#### GOAL:
List each line of the data that holds the word "有效投标报价去掉".

#### DATASET ROWS:
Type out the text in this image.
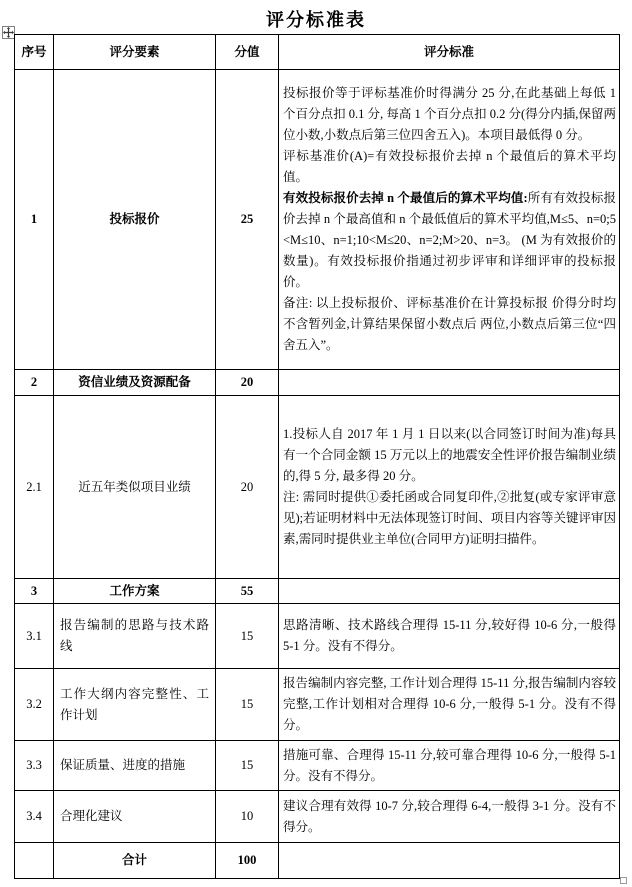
评分标准表
序号	评分要素	分值	评分标准
1	投标报价	25	投标报价等于评标基准价时得满分 25 分,在此基础上每低 1 个百分点扣 0.1 分, 每高 1 个百分点扣 0.2 分(得分内插,保留两位小数,小数点后第三位四舍五入)。本项目最低得 0 分。

评标基准价(A)=有效投标报价去掉 n 个最值后的算术平均值。

有效投标报价去掉 n 个最值后的算术平均值:所有有效投标报价去掉 n 个最高值和 n 个最低值后的算术平均值,M≤5、n=0;5 <M≤10、n=1;10<M≤20、n=2;M>20、n=3。 (M 为有效报价的数量)。有效投标报价指通过初步评审和详细评审的投标报价。

备注: 以上投标报价、评标基准价在计算投标报 价得分时均不含暂列金,计算结果保留小数点后 两位,小数点后第三位“四舍五入”。

2	资信业绩及资源配备	20	
2.1	近五年类似项目业绩	20	1.投标人自 2017 年 1 月 1 日以来(以合同签订时间为准)每具有一个合同金额 15 万元以上的地震安全性评价报告编制业绩的,得 5 分, 最多得 20 分。

注: 需同时提供①委托函或合同复印件,②批复(或专家评审意见);若证明材料中无法体现签订时间、项目内容等关键评审因素,需同时提供业主单位(合同甲方)证明扫描件。

3	工作方案	55	
3.1	报告编制的思路与技术路线	15	思路清晰、技术路线合理得 15-11 分,较好得 10-6 分,一般得 5-1 分。没有不得分。
3.2	工作大纲内容完整性、工作计划	15	报告编制内容完整, 工作计划合理得 15-11 分,报告编制内容较完整,工作计划相对合理得 10-6 分,一般得 5-1 分。没有不得分。
3.3	保证质量、进度的措施	15	措施可靠、合理得 15-11 分,较可靠合理得 10-6 分,一般得 5-1 分。没有不得分。
3.4	合理化建议	10	建议合理有效得 10-7 分,较合理得 6-4,一般得 3-1 分。没有不得分。
	合计	100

#### EXERCISE ANSWER:
评标基准价(A)=有效投标报价去掉 n 个最值后的算术平均值。
有效投标报价去掉 n 个最值后的算术平均值:所有有效投标报价去掉 n 个最高值和 n 个最低值后的算术平均值,M≤5、n=0;5 <M≤10、n=1;10<M≤20、n=2;M>20、n=3。 (M 为有效报价的数量)。有效投标报价指通过初步评审和详细评审的投标报价。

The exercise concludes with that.